# Record list
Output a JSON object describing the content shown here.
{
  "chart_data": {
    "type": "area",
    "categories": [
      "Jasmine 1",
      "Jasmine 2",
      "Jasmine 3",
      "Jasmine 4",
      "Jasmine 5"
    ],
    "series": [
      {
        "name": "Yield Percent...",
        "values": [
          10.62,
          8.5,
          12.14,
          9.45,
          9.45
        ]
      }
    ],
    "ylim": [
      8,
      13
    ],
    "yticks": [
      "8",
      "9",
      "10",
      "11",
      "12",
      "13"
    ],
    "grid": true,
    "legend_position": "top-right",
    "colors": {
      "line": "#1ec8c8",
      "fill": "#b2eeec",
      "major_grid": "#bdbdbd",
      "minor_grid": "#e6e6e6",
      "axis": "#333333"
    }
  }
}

# Brief
What number of lines in the records contain the word "Jasmine"? Answer with that number alone.

# Right answer
5